■ YOUR GOAL ■
Give the entries again, word for word.

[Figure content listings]
——————

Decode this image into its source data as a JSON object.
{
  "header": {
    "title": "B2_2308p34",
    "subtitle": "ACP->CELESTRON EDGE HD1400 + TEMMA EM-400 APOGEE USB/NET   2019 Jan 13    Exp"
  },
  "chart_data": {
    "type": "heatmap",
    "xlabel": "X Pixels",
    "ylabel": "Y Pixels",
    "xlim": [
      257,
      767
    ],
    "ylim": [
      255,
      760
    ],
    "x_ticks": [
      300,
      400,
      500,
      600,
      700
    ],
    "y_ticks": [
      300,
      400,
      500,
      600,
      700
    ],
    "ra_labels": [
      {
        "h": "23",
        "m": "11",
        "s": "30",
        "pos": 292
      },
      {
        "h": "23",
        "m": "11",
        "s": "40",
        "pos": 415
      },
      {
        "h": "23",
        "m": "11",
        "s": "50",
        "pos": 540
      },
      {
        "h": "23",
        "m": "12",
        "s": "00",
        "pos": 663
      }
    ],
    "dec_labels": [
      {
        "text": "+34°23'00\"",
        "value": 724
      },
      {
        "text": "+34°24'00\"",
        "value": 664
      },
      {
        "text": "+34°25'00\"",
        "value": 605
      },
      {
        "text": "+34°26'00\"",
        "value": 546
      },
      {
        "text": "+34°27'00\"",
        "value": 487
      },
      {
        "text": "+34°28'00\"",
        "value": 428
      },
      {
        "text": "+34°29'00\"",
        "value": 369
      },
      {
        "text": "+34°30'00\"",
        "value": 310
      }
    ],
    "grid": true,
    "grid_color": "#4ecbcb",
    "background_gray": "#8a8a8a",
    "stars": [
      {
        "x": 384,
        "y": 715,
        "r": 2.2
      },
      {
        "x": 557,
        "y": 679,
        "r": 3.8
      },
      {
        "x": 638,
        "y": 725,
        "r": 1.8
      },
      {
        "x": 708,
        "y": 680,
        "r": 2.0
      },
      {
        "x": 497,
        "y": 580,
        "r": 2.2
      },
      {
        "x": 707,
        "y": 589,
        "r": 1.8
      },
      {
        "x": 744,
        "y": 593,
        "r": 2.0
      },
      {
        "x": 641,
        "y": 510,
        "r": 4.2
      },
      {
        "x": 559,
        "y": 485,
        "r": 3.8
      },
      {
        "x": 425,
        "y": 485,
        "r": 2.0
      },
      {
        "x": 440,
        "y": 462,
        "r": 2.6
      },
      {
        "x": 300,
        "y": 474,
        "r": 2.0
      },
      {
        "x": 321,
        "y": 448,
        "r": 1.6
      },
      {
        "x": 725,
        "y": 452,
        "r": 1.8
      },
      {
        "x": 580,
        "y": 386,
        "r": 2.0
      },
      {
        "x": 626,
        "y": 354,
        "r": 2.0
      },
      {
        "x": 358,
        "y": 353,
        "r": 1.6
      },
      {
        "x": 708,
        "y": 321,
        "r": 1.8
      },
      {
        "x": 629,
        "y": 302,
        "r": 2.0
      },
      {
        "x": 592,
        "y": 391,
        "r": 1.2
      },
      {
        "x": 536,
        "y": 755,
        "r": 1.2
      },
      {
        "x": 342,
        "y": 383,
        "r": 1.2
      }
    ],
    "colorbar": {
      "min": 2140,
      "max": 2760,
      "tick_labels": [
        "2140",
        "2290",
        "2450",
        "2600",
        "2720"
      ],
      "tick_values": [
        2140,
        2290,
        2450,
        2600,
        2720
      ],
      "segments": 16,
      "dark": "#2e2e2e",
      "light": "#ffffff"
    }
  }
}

——————

■ EXERCISE RESPONSE ■
Decode this image into its source data as a JSON object.
{
  "header": {
    "title": "B2_2308p34",
    "subtitle": "ACP->CELESTRON EDGE HD1400 + TEMMA EM-400 APOGEE USB/NET   2019 Jan 13    Exp"
  },
  "chart_data": {
    "type": "heatmap",
    "xlabel": "X Pixels",
    "ylabel": "Y Pixels",
    "xlim": [
      257,
      767
    ],
    "ylim": [
      255,
      760
    ],
    "x_ticks": [
      300,
      400,
      500,
      600,
      700
    ],
    "y_ticks": [
      300,
      400,
      500,
      600,
      700
    ],
    "ra_labels": [
      {
        "h": "23",
        "m": "11",
        "s": "30",
        "pos": 292
      },
      {
        "h": "23",
        "m": "11",
        "s": "40",
        "pos": 415
      },
      {
        "h": "23",
        "m": "11",
        "s": "50",
        "pos": 540
      },
      {
        "h": "23",
        "m": "12",
        "s": "00",
        "pos": 663
      }
    ],
    "dec_labels": [
      {
        "text": "+34°23'00\"",
        "value": 724
      },
      {
        "text": "+34°24'00\"",
        "value": 664
      },
      {
        "text": "+34°25'00\"",
        "value": 605
      },
      {
        "text": "+34°26'00\"",
        "value": 546
      },
      {
        "text": "+34°27'00\"",
        "value": 487
      },
      {
        "text": "+34°28'00\"",
        "value": 428
      },
      {
        "text": "+34°29'00\"",
        "value": 369
      },
      {
        "text": "+34°30'00\"",
        "value": 310
      }
    ],
    "grid": true,
    "grid_color": "#4ecbcb",
    "background_gray": "#8a8a8a",
    "stars": [
      {
        "x": 384,
        "y": 715,
        "r": 2.2
      },
      {
        "x": 557,
        "y": 679,
        "r": 3.8
      },
      {
        "x": 638,
        "y": 725,
        "r": 1.8
      },
      {
        "x": 708,
        "y": 680,
        "r": 2.0
      },
      {
        "x": 497,
        "y": 580,
        "r": 2.2
      },
      {
        "x": 707,
        "y": 589,
        "r": 1.8
      },
      {
        "x": 744,
        "y": 593,
        "r": 2.0
      },
      {
        "x": 641,
        "y": 510,
        "r": 4.2
      },
      {
        "x": 559,
        "y": 485,
        "r": 3.8
      },
      {
        "x": 425,
        "y": 485,
        "r": 2.0
      },
      {
        "x": 440,
        "y": 462,
        "r": 2.6
      },
      {
        "x": 300,
        "y": 474,
        "r": 2.0
      },
      {
        "x": 321,
        "y": 448,
        "r": 1.6
      },
      {
        "x": 725,
        "y": 452,
        "r": 1.8
      },
      {
        "x": 580,
        "y": 386,
        "r": 2.0
      },
      {
        "x": 626,
        "y": 354,
        "r": 2.0
      },
      {
        "x": 358,
        "y": 353,
        "r": 1.6
      },
      {
        "x": 708,
        "y": 321,
        "r": 1.8
      },
      {
        "x": 629,
        "y": 302,
        "r": 2.0
      },
      {
        "x": 592,
        "y": 391,
        "r": 1.2
      },
      {
        "x": 536,
        "y": 755,
        "r": 1.2
      },
      {
        "x": 342,
        "y": 383,
        "r": 1.2
      }
    ],
    "colorbar": {
      "min": 2140,
      "max": 2760,
      "tick_labels": [
        "2140",
        "2290",
        "2450",
        "2600",
        "2720"
      ],
      "tick_values": [
        2140,
        2290,
        2450,
        2600,
        2720
      ],
      "segments": 16,
      "dark": "#2e2e2e",
      "light": "#ffffff"
    }
  }
}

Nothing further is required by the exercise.